§ **EXERCISE DESCRIPTION**: Quote the records in full and leave their pictures out.

§ **LISTED ENTRIES**:

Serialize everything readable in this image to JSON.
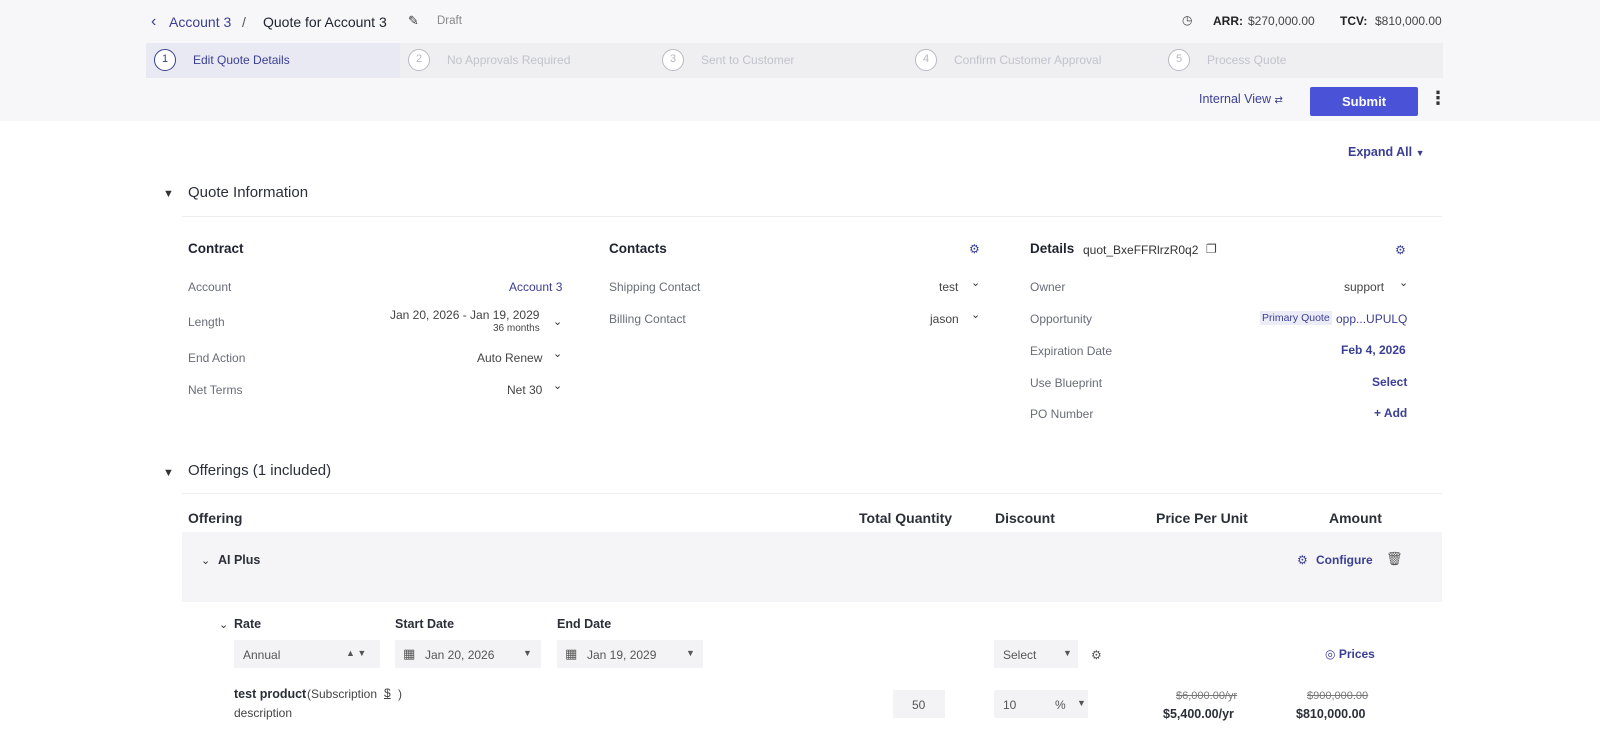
{
  "header": {
    "back_icon": "chevron-left-icon",
    "account_link": "Account 3",
    "separator": "/",
    "title": "Quote for Account 3",
    "status": "Draft",
    "arr_label": "ARR:",
    "arr_value": "$270,000.00",
    "tcv_label": "TCV:",
    "tcv_value": "$810,000.00"
  },
  "stepper": [
    {
      "num": "1",
      "label": "Edit Quote Details",
      "active": true
    },
    {
      "num": "2",
      "label": "No Approvals Required",
      "active": false
    },
    {
      "num": "3",
      "label": "Sent to Customer",
      "active": false
    },
    {
      "num": "4",
      "label": "Confirm Customer Approval",
      "active": false
    },
    {
      "num": "5",
      "label": "Process Quote",
      "active": false
    }
  ],
  "actions": {
    "internal_view": "Internal View",
    "submit": "Submit",
    "expand_all": "Expand All"
  },
  "quote_info": {
    "title": "Quote Information",
    "contract": {
      "heading": "Contract",
      "account_label": "Account",
      "account_value": "Account 3",
      "length_label": "Length",
      "length_value": "Jan 20, 2026 - Jan 19, 2029",
      "length_sub": "36 months",
      "end_action_label": "End Action",
      "end_action_value": "Auto Renew",
      "net_terms_label": "Net Terms",
      "net_terms_value": "Net 30"
    },
    "contacts": {
      "heading": "Contacts",
      "shipping_label": "Shipping Contact",
      "shipping_value": "test",
      "billing_label": "Billing Contact",
      "billing_value": "jason"
    },
    "details": {
      "heading": "Details",
      "quote_id": "quot_BxeFFRlrzR0q2",
      "owner_label": "Owner",
      "owner_value": "support",
      "opportunity_label": "Opportunity",
      "opportunity_tag": "Primary Quote",
      "opportunity_value": "opp...UPULQ",
      "expiration_label": "Expiration Date",
      "expiration_value": "Feb 4, 2026",
      "blueprint_label": "Use Blueprint",
      "blueprint_value": "Select",
      "po_label": "PO Number",
      "po_value": "+ Add"
    }
  },
  "offerings": {
    "title": "Offerings (1 included)",
    "columns": [
      "Offering",
      "Total Quantity",
      "Discount",
      "Price Per Unit",
      "Amount"
    ],
    "offering_name": "AI Plus",
    "configure": "Configure",
    "rate_label": "Rate",
    "start_label": "Start Date",
    "end_label": "End Date",
    "rate_value": "Annual",
    "start_value": "Jan 20, 2026",
    "end_value": "Jan 19, 2029",
    "discount_select": "Select",
    "prices_link": "Prices",
    "product_name": "test product",
    "product_type": "(Subscription",
    "product_type_close": ")",
    "product_desc": "description",
    "quantity": "50",
    "discount_value": "10",
    "discount_unit": "%",
    "ppu_original": "$6,000.00/yr",
    "ppu_final": "$5,400.00/yr",
    "amount_original": "$900,000.00",
    "amount_final": "$810,000.00"
  }
}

§ **THE RESULT**:
Serialize everything readable in this image to JSON.
{
  "header": {
    "back_icon": "chevron-left-icon",
    "account_link": "Account 3",
    "separator": "/",
    "title": "Quote for Account 3",
    "status": "Draft",
    "arr_label": "ARR:",
    "arr_value": "$270,000.00",
    "tcv_label": "TCV:",
    "tcv_value": "$810,000.00"
  },
  "stepper": [
    {
      "num": "1",
      "label": "Edit Quote Details",
      "active": true
    },
    {
      "num": "2",
      "label": "No Approvals Required",
      "active": false
    },
    {
      "num": "3",
      "label": "Sent to Customer",
      "active": false
    },
    {
      "num": "4",
      "label": "Confirm Customer Approval",
      "active": false
    },
    {
      "num": "5",
      "label": "Process Quote",
      "active": false
    }
  ],
  "actions": {
    "internal_view": "Internal View",
    "submit": "Submit",
    "expand_all": "Expand All"
  },
  "quote_info": {
    "title": "Quote Information",
    "contract": {
      "heading": "Contract",
      "account_label": "Account",
      "account_value": "Account 3",
      "length_label": "Length",
      "length_value": "Jan 20, 2026 - Jan 19, 2029",
      "length_sub": "36 months",
      "end_action_label": "End Action",
      "end_action_value": "Auto Renew",
      "net_terms_label": "Net Terms",
      "net_terms_value": "Net 30"
    },
    "contacts": {
      "heading": "Contacts",
      "shipping_label": "Shipping Contact",
      "shipping_value": "test",
      "billing_label": "Billing Contact",
      "billing_value": "jason"
    },
    "details": {
      "heading": "Details",
      "quote_id": "quot_BxeFFRlrzR0q2",
      "owner_label": "Owner",
      "owner_value": "support",
      "opportunity_label": "Opportunity",
      "opportunity_tag": "Primary Quote",
      "opportunity_value": "opp...UPULQ",
      "expiration_label": "Expiration Date",
      "expiration_value": "Feb 4, 2026",
      "blueprint_label": "Use Blueprint",
      "blueprint_value": "Select",
      "po_label": "PO Number",
      "po_value": "+ Add"
    }
  },
  "offerings": {
    "title": "Offerings (1 included)",
    "columns": [
      "Offering",
      "Total Quantity",
      "Discount",
      "Price Per Unit",
      "Amount"
    ],
    "offering_name": "AI Plus",
    "configure": "Configure",
    "rate_label": "Rate",
    "start_label": "Start Date",
    "end_label": "End Date",
    "rate_value": "Annual",
    "start_value": "Jan 20, 2026",
    "end_value": "Jan 19, 2029",
    "discount_select": "Select",
    "prices_link": "Prices",
    "product_name": "test product",
    "product_type": "(Subscription",
    "product_type_close": ")",
    "product_desc": "description",
    "quantity": "50",
    "discount_value": "10",
    "discount_unit": "%",
    "ppu_original": "$6,000.00/yr",
    "ppu_final": "$5,400.00/yr",
    "amount_original": "$900,000.00",
    "amount_final": "$810,000.00"
  }
}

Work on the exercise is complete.